Skip to main content
This page describes the methodology for building a keyframe-gated object detection pipeline that produces CLIP embeddings and stores them in a vector database. The pipeline runs alongside a ROS 2 simulated robot without depending on ROS 2 itself - it uses Zenoh as the transport layer and PostgreSQL with pgvector for persistent storage. The reference implementation is in the turtlebot-maze repository.

Architecture

The detection pipeline sits outside the ROS 2 container. It subscribes to camera images and odometry via Zenoh, runs inference on GPU, and publishes enriched detections back to Zenoh. A separate ingest worker writes embeddings to pgvector.

CDR Deserialization

The zenoh-bridge-ros2dds forwards raw CDR (Common Data Representation) bytes from DDS to Zenoh without re-encoding. CDR is the binary serialization format used by DDS, the middleware layer beneath ROS 2. The detector uses the pycdr2 Python library to deserialize these bytes directly into Python dataclasses - no ROS 2 installation required. Each ROS 2 message type maps to a pycdr2 dataclass:
from pycdr2 import IdlStruct
from pycdr2.types import uint8, uint32, int32, float64

@dataclass
class Image(IdlStruct, typename="sensor_msgs/msg/Image"):
    header: Header
    height: uint32
    width: uint32
    encoding: str
    is_bigendian: uint8
    step: uint32
    data: List[uint8]

@dataclass
class Odometry(IdlStruct, typename="nav_msgs/msg/Odometry"):
    header: Header
    child_frame_id: str
    pose: PoseWithCovariance
    twist: TwistWithCovariance
Deserialization in the callback:
img_msg = Image.deserialize(bytes(sample.payload))
odom_msg = Odometry.deserialize(bytes(sample.payload))

Keyframe Gating

Not every camera frame warrants running inference. The camera streams at ~30 fps, but consecutive frames from a slow-moving robot are nearly identical. Keyframe gating selects frames worth processing based on how much the robot has moved since the last processed frame.

Per-frame decision flow

  1. A camera frame arrives (rate-limited to 10 Hz)
  2. The detector checks the latest cached pose from the odometry subscriber
  3. It computes the distance and angle change since the last accepted keyframe
  4. If the robot has moved less than 0.5 m AND rotated less than 15 degrees, the frame is discarded - no inference runs
  5. If either threshold is exceeded, this frame becomes a keyframe - YOLO and CLIP run
def is_keyframe() -> bool:
    dx = latest_pose[0] - last_keyframe_pose[0]
    dy = latest_pose[1] - last_keyframe_pose[1]
    dist = math.sqrt(dx * dx + dy * dy)
    dyaw = abs(latest_pose[2] - last_keyframe_pose[2])
    dyaw = abs(math.atan2(math.sin(dyaw), math.cos(dyaw)))
    if dist >= 0.5 or dyaw >= math.radians(15):
        last_keyframe_pose = latest_pose
        return True
    return False
When the robot is stationary, zero frames pass the gate - no GPU compute is used. At typical navigation speeds (~0.2 m/s), a keyframe fires roughly every 2-3 seconds.

Detection and Embedding Extraction

Each keyframe goes through two models in sequence:

YOLOv8 (detection)

THE EXERCISE
Can you copy the detection pipeline text between "if dist >= 0.5" and "YOLOv8 (detection)", inclusive, but change "stationary" to "idle"? Nothing in the lines is needed here.

RAW RECORDS
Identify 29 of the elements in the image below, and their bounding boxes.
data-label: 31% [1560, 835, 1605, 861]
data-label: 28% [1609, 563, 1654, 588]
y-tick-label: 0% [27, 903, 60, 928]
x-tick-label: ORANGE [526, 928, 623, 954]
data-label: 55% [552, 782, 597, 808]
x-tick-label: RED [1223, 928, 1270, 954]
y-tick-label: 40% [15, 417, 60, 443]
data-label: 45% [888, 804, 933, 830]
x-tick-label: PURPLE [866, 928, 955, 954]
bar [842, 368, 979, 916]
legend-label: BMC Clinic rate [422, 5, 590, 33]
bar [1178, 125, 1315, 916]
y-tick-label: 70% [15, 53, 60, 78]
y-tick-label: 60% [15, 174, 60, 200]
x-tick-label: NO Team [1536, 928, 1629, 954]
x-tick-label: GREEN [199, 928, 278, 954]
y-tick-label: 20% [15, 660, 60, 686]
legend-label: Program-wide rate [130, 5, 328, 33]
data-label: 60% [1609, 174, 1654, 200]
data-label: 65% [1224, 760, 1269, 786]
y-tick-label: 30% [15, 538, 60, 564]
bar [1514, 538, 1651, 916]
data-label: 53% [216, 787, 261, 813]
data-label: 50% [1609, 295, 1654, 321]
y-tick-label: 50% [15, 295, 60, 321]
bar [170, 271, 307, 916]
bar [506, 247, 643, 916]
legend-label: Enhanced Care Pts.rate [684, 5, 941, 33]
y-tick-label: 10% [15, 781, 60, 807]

ANSWER TO THE TASK
if dist >= 0.5 or dyaw >= math.radians(15):
        last_keyframe_pose = latest_pose
        return True
    return False
When the robot is idle, zero frames pass the gate - no GPU compute is used. At typical navigation speeds (~0.2 m/s), a keyframe fires roughly every 2-3 seconds.

Detection and Embedding Extraction

Each keyframe goes through two models in sequence:

YOLOv8 (detection)